**What this task involves**
The exercise asks you to copy every line below in which "rRNA" appears.

**Extracted material**
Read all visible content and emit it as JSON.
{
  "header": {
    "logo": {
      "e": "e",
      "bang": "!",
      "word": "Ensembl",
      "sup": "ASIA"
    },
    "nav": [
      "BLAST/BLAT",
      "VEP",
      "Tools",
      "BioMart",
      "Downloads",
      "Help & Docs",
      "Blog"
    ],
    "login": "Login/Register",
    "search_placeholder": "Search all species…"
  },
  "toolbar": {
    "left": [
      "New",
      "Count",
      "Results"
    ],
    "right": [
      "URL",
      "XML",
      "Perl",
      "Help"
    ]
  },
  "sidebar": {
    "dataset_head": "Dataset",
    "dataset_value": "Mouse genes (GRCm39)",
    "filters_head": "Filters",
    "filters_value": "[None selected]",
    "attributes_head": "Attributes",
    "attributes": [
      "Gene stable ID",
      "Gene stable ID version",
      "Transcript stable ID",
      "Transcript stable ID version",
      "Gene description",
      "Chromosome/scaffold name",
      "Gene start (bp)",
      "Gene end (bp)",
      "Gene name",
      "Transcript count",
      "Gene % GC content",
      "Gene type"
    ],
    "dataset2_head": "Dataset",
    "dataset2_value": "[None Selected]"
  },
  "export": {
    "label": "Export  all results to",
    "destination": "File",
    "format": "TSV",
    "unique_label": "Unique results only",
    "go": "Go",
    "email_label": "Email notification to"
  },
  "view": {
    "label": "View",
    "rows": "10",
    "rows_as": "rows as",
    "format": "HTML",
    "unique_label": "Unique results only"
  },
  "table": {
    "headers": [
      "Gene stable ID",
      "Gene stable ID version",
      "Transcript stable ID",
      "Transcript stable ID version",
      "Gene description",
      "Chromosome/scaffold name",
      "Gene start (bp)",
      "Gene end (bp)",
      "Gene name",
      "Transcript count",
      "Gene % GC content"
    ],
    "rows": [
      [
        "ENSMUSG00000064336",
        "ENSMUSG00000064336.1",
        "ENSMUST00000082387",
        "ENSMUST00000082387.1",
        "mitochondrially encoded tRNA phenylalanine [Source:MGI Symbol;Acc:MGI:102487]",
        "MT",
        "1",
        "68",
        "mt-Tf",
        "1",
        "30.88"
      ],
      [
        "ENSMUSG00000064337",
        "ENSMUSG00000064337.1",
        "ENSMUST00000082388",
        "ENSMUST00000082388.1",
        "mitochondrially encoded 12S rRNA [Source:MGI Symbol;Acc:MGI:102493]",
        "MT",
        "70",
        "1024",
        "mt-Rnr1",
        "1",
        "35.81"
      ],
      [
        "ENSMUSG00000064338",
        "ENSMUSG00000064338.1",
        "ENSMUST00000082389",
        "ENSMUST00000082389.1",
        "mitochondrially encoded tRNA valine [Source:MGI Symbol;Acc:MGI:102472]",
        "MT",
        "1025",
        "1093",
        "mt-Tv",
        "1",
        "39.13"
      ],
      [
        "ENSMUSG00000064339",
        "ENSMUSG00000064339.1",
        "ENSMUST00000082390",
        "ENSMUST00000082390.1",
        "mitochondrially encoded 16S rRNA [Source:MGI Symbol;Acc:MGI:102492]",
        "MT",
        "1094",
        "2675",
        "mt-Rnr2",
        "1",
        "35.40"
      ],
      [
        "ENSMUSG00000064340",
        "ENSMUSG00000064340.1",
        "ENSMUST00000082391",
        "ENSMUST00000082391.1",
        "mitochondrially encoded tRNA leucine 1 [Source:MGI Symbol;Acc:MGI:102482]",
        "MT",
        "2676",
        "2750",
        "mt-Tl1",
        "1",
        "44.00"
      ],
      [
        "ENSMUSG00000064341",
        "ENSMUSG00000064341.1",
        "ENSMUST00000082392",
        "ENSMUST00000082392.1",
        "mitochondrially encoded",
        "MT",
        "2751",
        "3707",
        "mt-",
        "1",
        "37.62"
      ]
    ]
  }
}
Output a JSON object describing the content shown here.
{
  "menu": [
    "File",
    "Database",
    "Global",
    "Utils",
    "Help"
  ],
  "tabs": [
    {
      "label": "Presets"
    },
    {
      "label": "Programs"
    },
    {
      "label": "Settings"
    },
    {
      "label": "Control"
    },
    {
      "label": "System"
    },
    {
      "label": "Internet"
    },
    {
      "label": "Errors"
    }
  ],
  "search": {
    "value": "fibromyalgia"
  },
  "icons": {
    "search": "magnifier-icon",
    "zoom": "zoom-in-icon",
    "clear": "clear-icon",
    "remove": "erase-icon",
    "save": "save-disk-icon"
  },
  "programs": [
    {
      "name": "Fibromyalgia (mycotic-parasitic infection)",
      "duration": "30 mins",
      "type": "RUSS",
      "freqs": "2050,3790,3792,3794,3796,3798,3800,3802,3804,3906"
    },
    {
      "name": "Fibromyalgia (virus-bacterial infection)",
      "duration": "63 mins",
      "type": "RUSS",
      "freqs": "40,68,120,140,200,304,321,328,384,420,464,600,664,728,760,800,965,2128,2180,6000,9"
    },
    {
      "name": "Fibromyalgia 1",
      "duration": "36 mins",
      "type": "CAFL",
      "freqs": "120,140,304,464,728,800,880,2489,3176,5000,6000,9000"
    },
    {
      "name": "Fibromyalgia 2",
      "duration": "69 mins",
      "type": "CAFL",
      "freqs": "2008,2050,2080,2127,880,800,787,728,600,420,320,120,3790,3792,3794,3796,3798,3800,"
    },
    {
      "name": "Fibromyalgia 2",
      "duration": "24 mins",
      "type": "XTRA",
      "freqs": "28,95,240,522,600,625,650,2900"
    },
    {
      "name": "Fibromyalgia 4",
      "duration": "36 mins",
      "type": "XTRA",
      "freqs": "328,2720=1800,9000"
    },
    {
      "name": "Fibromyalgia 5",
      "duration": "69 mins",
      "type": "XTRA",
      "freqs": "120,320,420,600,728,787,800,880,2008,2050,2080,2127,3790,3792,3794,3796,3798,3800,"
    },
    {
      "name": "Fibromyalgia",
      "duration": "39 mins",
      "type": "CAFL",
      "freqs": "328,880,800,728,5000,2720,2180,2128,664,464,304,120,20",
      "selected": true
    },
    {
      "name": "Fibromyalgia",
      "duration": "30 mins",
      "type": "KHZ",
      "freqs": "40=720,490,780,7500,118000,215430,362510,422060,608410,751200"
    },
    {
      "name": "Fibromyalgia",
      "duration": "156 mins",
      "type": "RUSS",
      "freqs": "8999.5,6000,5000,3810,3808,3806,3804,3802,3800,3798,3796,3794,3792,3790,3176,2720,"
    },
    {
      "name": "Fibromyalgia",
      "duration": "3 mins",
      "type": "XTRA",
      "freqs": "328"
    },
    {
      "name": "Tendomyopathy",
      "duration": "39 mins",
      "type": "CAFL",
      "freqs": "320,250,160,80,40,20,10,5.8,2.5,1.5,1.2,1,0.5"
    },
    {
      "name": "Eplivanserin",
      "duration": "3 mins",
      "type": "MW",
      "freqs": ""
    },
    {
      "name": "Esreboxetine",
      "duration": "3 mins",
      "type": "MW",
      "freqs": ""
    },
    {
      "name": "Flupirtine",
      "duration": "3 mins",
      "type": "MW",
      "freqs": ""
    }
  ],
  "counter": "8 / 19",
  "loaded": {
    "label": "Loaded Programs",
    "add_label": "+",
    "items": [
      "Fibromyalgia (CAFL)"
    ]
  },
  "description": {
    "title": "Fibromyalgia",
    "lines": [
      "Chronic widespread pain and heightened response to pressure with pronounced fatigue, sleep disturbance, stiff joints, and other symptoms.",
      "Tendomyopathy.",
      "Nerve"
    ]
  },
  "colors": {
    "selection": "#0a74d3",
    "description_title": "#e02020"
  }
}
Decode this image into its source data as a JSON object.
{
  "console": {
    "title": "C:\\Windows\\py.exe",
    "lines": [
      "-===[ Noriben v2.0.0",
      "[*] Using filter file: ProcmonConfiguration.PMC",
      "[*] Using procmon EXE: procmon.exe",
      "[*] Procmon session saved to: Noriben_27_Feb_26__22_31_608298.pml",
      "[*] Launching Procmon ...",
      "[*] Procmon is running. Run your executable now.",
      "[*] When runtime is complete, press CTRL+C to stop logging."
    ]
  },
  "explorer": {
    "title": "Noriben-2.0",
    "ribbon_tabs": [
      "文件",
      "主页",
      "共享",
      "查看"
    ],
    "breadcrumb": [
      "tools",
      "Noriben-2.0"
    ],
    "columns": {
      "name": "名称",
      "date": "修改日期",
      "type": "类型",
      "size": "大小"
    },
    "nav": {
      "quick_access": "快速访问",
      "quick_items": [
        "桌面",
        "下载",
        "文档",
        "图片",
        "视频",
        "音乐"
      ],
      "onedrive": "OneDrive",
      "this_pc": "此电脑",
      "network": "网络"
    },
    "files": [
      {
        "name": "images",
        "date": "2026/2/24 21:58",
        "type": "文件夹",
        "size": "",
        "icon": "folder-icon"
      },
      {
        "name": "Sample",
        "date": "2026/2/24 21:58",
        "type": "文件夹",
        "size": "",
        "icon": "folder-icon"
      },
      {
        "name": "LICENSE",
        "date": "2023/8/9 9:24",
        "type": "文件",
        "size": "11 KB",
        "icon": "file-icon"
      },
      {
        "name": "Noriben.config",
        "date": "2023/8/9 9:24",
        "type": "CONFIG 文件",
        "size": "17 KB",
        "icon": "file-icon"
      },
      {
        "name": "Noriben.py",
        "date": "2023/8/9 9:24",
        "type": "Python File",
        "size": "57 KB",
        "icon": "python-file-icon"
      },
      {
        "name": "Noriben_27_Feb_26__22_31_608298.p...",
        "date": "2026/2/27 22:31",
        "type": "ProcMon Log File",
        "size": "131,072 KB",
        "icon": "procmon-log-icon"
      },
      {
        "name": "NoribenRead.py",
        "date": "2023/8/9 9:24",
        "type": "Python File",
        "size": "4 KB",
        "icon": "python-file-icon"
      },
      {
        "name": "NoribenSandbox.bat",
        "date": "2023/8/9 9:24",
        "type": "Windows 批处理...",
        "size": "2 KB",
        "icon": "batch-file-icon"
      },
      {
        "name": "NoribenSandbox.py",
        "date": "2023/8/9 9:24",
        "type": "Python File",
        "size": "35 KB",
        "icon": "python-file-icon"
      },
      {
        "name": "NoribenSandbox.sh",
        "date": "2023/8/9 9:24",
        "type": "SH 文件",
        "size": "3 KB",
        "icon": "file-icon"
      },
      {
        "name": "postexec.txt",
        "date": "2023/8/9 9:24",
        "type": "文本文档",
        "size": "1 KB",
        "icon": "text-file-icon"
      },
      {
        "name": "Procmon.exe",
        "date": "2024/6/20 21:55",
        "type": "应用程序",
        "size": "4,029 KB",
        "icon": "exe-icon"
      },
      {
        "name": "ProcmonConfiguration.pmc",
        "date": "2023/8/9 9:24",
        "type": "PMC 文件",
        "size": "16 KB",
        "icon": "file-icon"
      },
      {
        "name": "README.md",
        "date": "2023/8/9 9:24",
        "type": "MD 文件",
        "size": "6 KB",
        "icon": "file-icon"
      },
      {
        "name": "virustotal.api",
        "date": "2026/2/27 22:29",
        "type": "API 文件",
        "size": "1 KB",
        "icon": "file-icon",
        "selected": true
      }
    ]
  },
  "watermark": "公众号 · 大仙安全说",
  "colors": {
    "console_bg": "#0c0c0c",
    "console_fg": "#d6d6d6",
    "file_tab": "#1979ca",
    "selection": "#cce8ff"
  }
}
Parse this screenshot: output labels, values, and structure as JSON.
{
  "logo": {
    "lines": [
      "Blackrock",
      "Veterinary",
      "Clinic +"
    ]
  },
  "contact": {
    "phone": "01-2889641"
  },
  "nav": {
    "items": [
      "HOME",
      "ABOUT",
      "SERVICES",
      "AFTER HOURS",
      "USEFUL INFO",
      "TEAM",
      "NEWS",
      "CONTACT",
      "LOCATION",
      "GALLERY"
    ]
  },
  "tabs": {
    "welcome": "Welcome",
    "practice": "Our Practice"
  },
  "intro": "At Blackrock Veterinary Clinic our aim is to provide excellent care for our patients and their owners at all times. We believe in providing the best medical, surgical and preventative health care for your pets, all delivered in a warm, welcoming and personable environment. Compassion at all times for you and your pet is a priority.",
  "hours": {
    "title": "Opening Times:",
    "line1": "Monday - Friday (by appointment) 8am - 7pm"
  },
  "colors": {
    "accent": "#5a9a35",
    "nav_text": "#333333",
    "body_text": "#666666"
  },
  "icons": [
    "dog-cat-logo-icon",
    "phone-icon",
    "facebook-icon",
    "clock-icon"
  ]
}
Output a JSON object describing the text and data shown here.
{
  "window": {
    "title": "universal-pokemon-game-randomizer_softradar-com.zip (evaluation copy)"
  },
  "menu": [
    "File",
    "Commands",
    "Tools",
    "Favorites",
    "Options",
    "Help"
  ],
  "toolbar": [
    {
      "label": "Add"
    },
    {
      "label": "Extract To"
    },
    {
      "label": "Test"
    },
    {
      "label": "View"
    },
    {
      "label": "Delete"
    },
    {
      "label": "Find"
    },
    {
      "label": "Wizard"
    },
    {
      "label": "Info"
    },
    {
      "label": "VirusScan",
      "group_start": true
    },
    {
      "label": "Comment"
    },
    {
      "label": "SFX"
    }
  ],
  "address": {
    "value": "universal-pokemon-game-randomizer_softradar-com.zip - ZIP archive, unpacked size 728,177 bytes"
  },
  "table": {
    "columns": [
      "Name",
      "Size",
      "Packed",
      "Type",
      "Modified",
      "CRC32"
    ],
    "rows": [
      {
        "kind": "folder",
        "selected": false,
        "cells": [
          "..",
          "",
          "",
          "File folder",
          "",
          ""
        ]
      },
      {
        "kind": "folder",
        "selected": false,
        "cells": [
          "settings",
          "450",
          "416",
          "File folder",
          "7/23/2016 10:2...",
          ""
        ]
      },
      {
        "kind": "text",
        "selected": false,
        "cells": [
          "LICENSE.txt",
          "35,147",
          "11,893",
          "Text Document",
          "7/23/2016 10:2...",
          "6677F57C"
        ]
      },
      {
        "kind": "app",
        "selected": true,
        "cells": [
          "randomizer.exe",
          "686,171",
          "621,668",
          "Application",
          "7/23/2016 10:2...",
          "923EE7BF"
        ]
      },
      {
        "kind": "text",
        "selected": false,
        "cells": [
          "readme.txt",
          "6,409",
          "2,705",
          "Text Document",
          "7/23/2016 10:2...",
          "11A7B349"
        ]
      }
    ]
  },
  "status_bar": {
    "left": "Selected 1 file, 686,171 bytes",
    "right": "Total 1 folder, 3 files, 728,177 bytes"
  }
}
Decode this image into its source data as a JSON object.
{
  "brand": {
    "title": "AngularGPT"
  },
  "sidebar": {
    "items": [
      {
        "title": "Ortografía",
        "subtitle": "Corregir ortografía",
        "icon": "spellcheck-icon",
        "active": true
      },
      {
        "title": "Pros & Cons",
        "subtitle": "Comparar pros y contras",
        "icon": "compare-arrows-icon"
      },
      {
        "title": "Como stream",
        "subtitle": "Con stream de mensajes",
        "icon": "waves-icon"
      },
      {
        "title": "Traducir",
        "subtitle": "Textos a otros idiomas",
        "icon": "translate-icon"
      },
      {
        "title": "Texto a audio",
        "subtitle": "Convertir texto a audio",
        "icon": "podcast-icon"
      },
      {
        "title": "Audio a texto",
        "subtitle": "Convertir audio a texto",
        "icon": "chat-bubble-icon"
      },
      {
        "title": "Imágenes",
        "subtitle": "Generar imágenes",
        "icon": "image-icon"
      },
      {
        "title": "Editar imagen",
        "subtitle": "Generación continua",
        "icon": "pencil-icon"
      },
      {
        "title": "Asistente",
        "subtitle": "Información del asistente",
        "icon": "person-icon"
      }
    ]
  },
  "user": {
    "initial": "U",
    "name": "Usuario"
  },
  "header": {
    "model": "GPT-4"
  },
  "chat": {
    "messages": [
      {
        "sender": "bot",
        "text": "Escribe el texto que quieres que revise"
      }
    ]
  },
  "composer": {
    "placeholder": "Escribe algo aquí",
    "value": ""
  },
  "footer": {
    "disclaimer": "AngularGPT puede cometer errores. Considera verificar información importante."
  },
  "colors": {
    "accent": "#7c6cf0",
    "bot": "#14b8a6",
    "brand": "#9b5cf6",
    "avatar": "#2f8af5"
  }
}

**Answer to this problem**
        "mitochondrially encoded 12S rRNA [Source:MGI Symbol;Acc:MGI:102493]",
        "mitochondrially encoded 16S rRNA [Source:MGI Symbol;Acc:MGI:102492]",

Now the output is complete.